[TASK INSTRUCTIONS]
Copy out the data below, changing every "bounding box" to "bounding rectangle" and leaving everything else the same. Don't include the pictures.

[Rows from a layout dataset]
********************
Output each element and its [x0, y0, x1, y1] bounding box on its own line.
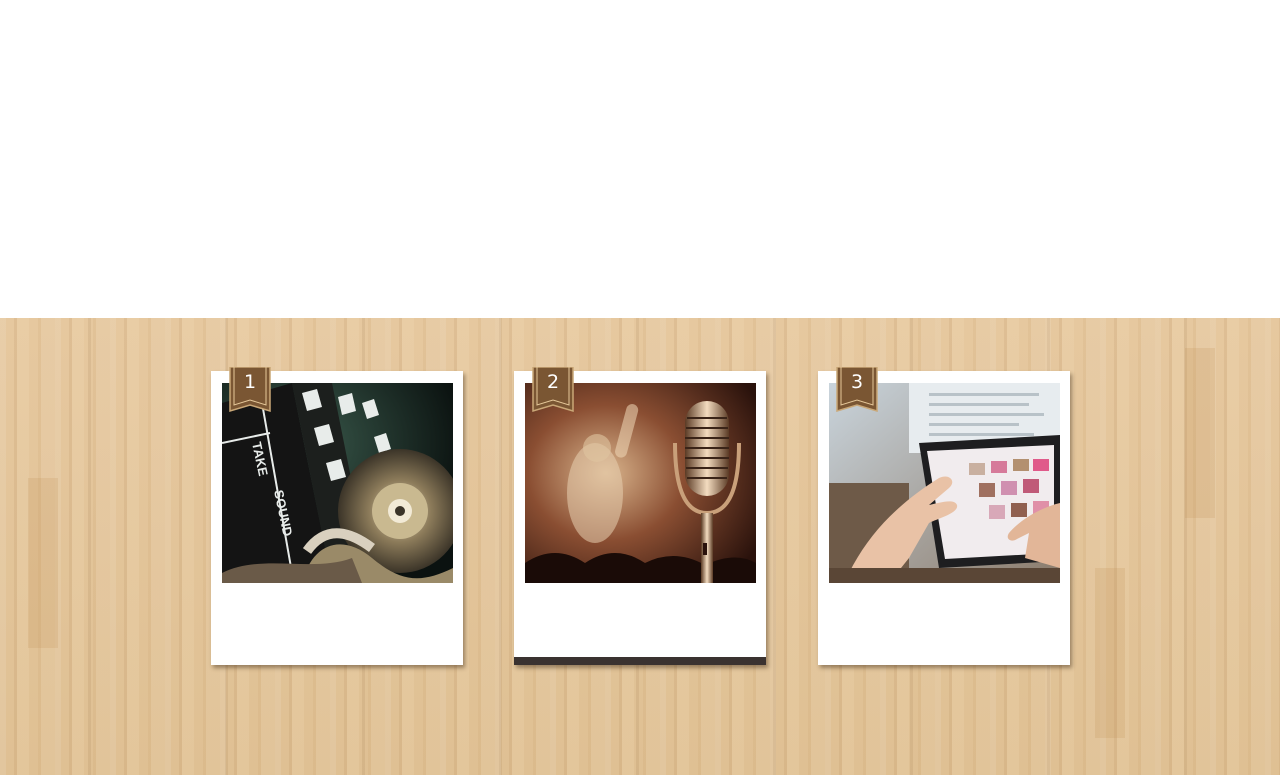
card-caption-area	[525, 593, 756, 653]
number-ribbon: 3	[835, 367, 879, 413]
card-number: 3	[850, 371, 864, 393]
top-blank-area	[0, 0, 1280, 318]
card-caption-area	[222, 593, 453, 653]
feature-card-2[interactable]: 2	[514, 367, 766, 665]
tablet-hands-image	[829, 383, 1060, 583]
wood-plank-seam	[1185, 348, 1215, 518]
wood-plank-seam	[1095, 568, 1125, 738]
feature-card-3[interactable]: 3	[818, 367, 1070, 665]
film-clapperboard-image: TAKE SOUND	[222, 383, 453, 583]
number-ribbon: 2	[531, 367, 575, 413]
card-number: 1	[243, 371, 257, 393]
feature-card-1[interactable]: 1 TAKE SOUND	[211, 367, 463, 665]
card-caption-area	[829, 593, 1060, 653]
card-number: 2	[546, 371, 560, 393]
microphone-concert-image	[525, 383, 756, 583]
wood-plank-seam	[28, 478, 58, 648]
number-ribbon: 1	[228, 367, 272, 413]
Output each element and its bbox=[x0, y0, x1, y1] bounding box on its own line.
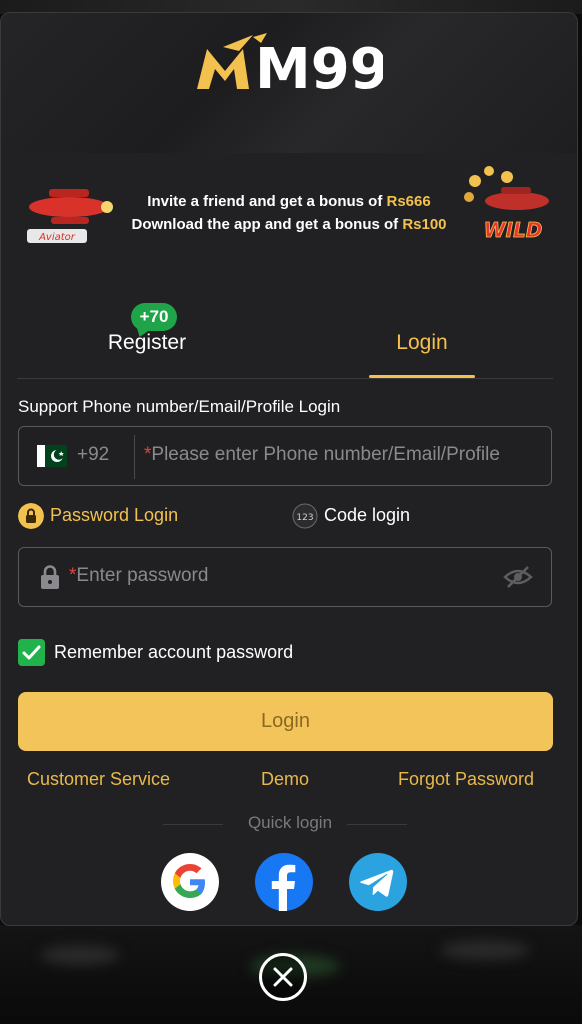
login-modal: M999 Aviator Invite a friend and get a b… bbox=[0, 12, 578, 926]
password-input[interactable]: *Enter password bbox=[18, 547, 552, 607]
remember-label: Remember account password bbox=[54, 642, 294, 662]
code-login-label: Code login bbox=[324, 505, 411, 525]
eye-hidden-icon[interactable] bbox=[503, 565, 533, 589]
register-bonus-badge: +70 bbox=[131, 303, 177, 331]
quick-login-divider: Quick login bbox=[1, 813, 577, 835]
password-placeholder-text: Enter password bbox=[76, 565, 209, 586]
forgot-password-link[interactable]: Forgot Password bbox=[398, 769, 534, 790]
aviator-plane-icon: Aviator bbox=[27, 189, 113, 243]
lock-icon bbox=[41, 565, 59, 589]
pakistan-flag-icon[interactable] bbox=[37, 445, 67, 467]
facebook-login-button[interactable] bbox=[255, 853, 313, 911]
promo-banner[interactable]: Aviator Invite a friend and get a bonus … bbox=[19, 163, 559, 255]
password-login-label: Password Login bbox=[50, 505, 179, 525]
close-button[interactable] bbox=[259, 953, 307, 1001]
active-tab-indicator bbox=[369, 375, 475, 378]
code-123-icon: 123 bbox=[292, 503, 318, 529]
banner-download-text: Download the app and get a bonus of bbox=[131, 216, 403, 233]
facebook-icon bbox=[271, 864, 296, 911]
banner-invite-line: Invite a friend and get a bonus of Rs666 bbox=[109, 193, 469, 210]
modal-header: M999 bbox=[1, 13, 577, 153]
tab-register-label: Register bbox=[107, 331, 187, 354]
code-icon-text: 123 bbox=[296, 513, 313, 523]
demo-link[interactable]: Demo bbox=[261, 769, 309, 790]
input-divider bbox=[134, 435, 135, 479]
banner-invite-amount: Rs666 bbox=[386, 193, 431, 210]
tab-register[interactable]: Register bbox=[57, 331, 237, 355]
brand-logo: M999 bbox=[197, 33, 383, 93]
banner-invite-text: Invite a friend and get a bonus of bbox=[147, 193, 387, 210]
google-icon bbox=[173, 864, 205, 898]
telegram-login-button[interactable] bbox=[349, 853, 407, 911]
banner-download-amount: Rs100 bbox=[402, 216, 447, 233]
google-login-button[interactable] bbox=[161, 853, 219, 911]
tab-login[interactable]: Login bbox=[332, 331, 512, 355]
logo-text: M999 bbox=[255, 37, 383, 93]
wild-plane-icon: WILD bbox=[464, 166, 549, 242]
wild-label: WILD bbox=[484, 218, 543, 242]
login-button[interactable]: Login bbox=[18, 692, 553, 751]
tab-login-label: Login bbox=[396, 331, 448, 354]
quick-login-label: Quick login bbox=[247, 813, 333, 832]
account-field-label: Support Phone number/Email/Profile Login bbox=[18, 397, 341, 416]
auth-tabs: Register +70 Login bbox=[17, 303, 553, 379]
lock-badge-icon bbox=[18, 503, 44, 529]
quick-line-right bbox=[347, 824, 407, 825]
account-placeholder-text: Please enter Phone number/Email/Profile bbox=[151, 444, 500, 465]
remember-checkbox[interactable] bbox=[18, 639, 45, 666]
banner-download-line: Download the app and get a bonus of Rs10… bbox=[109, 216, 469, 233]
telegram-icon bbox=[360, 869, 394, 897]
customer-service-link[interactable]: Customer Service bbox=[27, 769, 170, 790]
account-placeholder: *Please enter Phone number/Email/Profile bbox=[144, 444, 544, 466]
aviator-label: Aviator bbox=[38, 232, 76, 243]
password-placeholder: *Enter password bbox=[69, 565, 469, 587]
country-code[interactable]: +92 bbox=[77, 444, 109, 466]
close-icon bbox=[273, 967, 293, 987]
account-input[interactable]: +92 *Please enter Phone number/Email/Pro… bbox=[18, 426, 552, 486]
********************
[ANSWER FOR THE TASK]
Output each element and its [x0, y0, x1, y1] bounding rectangle on its own line.
card-caption-area	[525, 593, 756, 653]
number-ribbon: 3	[835, 367, 879, 413]
card-number: 3	[850, 371, 864, 393]
top-blank-area	[0, 0, 1280, 318]
card-caption-area	[222, 593, 453, 653]
feature-card-2[interactable]: 2	[514, 367, 766, 665]
tablet-hands-image	[829, 383, 1060, 583]
wood-plank-seam	[1185, 348, 1215, 518]
wood-plank-seam	[1095, 568, 1125, 738]
feature-card-3[interactable]: 3	[818, 367, 1070, 665]
film-clapperboard-image: TAKE SOUND	[222, 383, 453, 583]
number-ribbon: 2	[531, 367, 575, 413]
card-number: 1	[243, 371, 257, 393]
feature-card-1[interactable]: 1 TAKE SOUND	[211, 367, 463, 665]
card-caption-area	[829, 593, 1060, 653]
card-number: 2	[546, 371, 560, 393]
microphone-concert-image	[525, 383, 756, 583]
wood-plank-seam	[28, 478, 58, 648]
number-ribbon: 1	[228, 367, 272, 413]
Output each element and its bbox=[x0, y0, x1, y1] bounding rectangle on its own line.
login-modal: M999 Aviator Invite a friend and get a b… bbox=[0, 12, 578, 926]
password-input[interactable]: *Enter password bbox=[18, 547, 552, 607]
remember-label: Remember account password bbox=[54, 642, 294, 662]
code-login-label: Code login bbox=[324, 505, 411, 525]
eye-hidden-icon[interactable] bbox=[503, 565, 533, 589]
register-bonus-badge: +70 bbox=[131, 303, 177, 331]
quick-login-divider: Quick login bbox=[1, 813, 577, 835]
password-placeholder-text: Enter password bbox=[76, 565, 209, 586]
forgot-password-link[interactable]: Forgot Password bbox=[398, 769, 534, 790]
aviator-plane-icon: Aviator bbox=[27, 189, 113, 243]
lock-icon bbox=[41, 565, 59, 589]
pakistan-flag-icon[interactable] bbox=[37, 445, 67, 467]
facebook-login-button[interactable] bbox=[255, 853, 313, 911]
promo-banner[interactable]: Aviator Invite a friend and get a bonus … bbox=[19, 163, 559, 255]
password-login-label: Password Login bbox=[50, 505, 179, 525]
close-button[interactable] bbox=[259, 953, 307, 1001]
active-tab-indicator bbox=[369, 375, 475, 378]
code-123-icon: 123 bbox=[292, 503, 318, 529]
banner-download-text: Download the app and get a bonus of bbox=[131, 216, 403, 233]
facebook-icon bbox=[271, 864, 296, 911]
banner-invite-line: Invite a friend and get a bonus of Rs666 bbox=[109, 193, 469, 210]
modal-header: M999 bbox=[1, 13, 577, 153]
tab-register-label: Register bbox=[107, 331, 187, 354]
code-icon-text: 123 bbox=[296, 513, 313, 523]
demo-link[interactable]: Demo bbox=[261, 769, 309, 790]
input-divider bbox=[134, 435, 135, 479]
banner-invite-amount: Rs666 bbox=[386, 193, 431, 210]
tab-register[interactable]: Register bbox=[57, 331, 237, 355]
brand-logo: M999 bbox=[197, 33, 383, 93]
banner-invite-text: Invite a friend and get a bonus of bbox=[147, 193, 387, 210]
google-icon bbox=[173, 864, 205, 898]
telegram-login-button[interactable] bbox=[349, 853, 407, 911]
banner-download-amount: Rs100 bbox=[402, 216, 447, 233]
google-login-button[interactable] bbox=[161, 853, 219, 911]
tab-login[interactable]: Login bbox=[332, 331, 512, 355]
logo-text: M999 bbox=[255, 37, 383, 93]
wild-plane-icon: WILD bbox=[464, 166, 549, 242]
wild-label: WILD bbox=[484, 218, 543, 242]
login-button[interactable]: Login bbox=[18, 692, 553, 751]
tab-login-label: Login bbox=[396, 331, 448, 354]
quick-login-label: Quick login bbox=[247, 813, 333, 832]
account-field-label: Support Phone number/Email/Profile Login bbox=[18, 397, 341, 416]
auth-tabs: Register +70 Login bbox=[17, 303, 553, 379]
lock-badge-icon bbox=[18, 503, 44, 529]
quick-line-right bbox=[347, 824, 407, 825]
account-placeholder-text: Please enter Phone number/Email/Profile bbox=[151, 444, 500, 465]
remember-checkbox[interactable] bbox=[18, 639, 45, 666]
banner-download-line: Download the app and get a bonus of Rs10… bbox=[109, 216, 469, 233]
telegram-icon bbox=[360, 869, 394, 897]
customer-service-link[interactable]: Customer Service bbox=[27, 769, 170, 790]
account-placeholder: *Please enter Phone number/Email/Profile bbox=[144, 444, 544, 466]
aviator-label: Aviator bbox=[38, 232, 76, 243]
password-placeholder: *Enter password bbox=[69, 565, 469, 587]
country-code[interactable]: +92 bbox=[77, 444, 109, 466]
close-icon bbox=[273, 967, 293, 987]
account-input[interactable]: +92 *Please enter Phone number/Email/Pro… bbox=[18, 426, 552, 486]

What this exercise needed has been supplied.